start Supplied records

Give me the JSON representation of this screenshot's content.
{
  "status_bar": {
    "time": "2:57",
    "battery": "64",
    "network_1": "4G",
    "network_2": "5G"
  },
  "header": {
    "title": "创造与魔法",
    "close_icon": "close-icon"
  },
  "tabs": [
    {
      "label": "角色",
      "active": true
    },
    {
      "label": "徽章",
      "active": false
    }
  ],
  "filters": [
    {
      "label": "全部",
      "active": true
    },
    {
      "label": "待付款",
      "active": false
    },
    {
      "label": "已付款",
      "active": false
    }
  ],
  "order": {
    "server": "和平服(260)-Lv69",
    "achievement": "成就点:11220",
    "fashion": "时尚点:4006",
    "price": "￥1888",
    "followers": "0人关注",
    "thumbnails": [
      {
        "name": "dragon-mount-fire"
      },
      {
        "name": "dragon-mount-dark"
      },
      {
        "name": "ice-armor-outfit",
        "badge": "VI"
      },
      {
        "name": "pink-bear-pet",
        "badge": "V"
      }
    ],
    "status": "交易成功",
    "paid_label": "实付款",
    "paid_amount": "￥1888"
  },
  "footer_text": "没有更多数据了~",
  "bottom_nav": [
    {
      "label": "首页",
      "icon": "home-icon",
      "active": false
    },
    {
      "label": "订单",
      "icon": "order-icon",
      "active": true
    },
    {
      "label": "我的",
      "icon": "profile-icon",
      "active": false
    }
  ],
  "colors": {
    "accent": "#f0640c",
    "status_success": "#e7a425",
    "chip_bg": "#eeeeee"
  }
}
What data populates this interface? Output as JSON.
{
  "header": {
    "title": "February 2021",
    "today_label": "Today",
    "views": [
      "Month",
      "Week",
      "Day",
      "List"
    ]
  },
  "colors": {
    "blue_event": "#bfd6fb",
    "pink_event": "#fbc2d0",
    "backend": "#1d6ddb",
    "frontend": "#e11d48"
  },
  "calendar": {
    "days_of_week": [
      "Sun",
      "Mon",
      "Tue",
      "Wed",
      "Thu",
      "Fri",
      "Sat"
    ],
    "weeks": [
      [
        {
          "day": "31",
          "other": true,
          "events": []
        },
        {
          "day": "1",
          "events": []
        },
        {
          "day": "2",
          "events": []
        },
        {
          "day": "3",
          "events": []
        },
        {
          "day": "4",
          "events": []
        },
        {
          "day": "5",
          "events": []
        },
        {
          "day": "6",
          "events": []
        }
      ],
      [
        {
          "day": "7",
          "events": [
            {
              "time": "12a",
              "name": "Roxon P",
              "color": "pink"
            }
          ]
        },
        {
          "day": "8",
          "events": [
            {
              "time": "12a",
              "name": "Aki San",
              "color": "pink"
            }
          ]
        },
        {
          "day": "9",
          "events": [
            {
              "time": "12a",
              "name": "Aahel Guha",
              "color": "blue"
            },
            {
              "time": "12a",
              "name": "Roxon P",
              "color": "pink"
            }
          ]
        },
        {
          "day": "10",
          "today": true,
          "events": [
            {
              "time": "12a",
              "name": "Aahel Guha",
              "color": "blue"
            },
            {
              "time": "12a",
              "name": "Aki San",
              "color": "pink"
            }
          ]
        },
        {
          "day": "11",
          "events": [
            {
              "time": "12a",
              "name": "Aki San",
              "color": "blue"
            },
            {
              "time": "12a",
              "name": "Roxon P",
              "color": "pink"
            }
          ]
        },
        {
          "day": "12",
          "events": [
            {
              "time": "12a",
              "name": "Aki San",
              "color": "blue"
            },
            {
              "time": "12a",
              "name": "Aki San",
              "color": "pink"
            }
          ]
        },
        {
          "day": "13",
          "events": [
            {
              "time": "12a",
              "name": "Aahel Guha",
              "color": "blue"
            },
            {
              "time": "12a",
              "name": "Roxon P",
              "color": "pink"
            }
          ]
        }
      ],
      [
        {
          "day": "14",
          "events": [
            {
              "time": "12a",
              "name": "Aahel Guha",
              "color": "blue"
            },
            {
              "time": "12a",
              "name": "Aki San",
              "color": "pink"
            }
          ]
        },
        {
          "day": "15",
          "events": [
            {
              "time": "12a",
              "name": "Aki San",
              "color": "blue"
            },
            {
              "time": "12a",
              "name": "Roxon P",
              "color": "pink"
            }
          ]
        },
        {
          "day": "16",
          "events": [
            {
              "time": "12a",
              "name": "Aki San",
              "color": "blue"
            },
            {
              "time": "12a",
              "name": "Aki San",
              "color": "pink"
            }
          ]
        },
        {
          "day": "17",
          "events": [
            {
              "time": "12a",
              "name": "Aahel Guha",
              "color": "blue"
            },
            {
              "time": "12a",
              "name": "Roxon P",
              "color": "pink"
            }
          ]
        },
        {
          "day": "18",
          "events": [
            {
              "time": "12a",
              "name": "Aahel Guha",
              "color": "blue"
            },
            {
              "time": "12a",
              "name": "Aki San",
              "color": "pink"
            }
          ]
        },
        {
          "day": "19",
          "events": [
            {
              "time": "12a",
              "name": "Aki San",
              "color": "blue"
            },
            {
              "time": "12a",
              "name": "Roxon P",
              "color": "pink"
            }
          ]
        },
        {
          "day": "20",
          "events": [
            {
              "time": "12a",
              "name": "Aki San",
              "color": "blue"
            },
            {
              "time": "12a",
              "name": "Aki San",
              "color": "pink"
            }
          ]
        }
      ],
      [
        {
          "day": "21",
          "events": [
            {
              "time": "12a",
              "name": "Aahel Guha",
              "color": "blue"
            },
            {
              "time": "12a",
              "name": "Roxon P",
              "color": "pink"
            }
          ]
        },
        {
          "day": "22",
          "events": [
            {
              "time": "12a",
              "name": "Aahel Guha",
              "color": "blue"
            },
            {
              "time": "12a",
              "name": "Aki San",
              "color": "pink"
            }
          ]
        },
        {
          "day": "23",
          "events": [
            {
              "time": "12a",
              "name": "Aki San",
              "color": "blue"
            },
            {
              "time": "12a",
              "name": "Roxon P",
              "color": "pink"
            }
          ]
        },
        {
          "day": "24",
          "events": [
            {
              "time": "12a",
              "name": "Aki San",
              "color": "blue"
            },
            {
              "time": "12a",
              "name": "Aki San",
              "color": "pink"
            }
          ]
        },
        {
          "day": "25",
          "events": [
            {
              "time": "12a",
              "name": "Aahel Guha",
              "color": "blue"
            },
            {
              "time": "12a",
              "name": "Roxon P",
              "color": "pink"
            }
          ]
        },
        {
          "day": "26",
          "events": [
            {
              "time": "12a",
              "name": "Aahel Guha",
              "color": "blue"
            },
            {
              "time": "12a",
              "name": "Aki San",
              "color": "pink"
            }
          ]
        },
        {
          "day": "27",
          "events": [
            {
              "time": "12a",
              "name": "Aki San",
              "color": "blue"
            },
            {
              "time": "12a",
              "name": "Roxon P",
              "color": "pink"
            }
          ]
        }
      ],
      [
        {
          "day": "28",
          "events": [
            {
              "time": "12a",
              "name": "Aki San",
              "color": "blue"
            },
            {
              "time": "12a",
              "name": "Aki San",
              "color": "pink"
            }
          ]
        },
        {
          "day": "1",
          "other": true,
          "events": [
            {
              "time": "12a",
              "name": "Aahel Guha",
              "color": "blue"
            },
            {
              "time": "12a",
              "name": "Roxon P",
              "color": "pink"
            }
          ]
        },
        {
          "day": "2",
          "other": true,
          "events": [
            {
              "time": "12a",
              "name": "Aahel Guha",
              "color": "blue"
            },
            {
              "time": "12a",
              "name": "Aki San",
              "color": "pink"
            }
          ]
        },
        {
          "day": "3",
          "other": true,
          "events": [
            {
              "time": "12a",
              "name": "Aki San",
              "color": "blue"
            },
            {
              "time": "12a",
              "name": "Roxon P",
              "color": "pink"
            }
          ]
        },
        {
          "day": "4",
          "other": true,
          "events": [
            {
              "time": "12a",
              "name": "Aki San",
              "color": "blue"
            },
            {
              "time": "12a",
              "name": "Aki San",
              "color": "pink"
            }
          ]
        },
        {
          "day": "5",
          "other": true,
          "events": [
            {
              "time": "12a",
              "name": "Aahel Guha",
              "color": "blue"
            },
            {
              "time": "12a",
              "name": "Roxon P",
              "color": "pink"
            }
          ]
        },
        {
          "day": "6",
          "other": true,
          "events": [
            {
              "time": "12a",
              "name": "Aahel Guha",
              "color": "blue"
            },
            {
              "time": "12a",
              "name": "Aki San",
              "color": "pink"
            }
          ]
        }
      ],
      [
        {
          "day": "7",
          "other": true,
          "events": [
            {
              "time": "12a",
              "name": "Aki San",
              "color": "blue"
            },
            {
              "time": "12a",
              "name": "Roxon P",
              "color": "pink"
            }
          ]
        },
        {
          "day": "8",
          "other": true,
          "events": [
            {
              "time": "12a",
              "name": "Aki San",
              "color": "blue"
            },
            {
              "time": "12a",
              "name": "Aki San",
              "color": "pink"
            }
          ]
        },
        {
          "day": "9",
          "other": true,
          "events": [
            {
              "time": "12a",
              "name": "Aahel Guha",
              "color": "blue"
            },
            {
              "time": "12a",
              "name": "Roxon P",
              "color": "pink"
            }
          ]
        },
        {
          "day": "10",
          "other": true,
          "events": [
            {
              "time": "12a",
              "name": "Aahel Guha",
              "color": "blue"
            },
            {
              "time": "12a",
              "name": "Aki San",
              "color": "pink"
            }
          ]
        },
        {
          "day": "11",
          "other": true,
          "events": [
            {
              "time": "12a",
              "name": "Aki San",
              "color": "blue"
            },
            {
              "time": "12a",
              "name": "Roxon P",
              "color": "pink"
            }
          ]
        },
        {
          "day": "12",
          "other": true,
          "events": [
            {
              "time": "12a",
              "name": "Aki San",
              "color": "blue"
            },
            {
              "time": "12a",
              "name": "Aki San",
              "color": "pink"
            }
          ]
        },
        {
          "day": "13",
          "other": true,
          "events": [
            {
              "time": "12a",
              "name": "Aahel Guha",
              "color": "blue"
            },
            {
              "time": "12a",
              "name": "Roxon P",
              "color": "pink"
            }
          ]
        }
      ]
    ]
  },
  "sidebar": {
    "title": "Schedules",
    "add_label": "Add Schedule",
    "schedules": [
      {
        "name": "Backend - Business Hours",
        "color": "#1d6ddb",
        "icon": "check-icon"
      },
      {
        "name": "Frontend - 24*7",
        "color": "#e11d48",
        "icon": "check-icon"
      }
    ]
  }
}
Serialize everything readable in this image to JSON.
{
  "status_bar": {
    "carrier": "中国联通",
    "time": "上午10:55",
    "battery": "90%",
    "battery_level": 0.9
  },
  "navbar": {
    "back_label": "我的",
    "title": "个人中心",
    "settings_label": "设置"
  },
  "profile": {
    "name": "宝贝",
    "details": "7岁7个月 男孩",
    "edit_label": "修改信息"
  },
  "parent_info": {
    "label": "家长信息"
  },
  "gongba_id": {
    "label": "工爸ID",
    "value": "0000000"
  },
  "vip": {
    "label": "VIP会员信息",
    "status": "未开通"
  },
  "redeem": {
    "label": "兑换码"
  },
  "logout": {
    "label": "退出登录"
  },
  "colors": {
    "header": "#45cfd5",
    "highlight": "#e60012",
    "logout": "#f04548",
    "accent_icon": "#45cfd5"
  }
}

end Supplied records

Short problem:
Begin with the line that contains "Serialize everything readable" and end with the last line of the records; set down every line in that span exactly, and nothing else.

Answer to the task:
Serialize everything readable in this image to JSON.
{
  "status_bar": {
    "carrier": "中国联通",
    "time": "上午10:55",
    "battery": "90%",
    "battery_level": 0.9
  },
  "navbar": {
    "back_label": "我的",
    "title": "个人中心",
    "settings_label": "设置"
  },
  "profile": {
    "name": "宝贝",
    "details": "7岁7个月 男孩",
    "edit_label": "修改信息"
  },
  "parent_info": {
    "label": "家长信息"
  },
  "gongba_id": {
    "label": "工爸ID",
    "value": "0000000"
  },
  "vip": {
    "label": "VIP会员信息",
    "status": "未开通"
  },
  "redeem": {
    "label": "兑换码"
  },
  "logout": {
    "label": "退出登录"
  },
  "colors": {
    "header": "#45cfd5",
    "highlight": "#e60012",
    "logout": "#f04548",
    "accent_icon": "#45cfd5"
  }
}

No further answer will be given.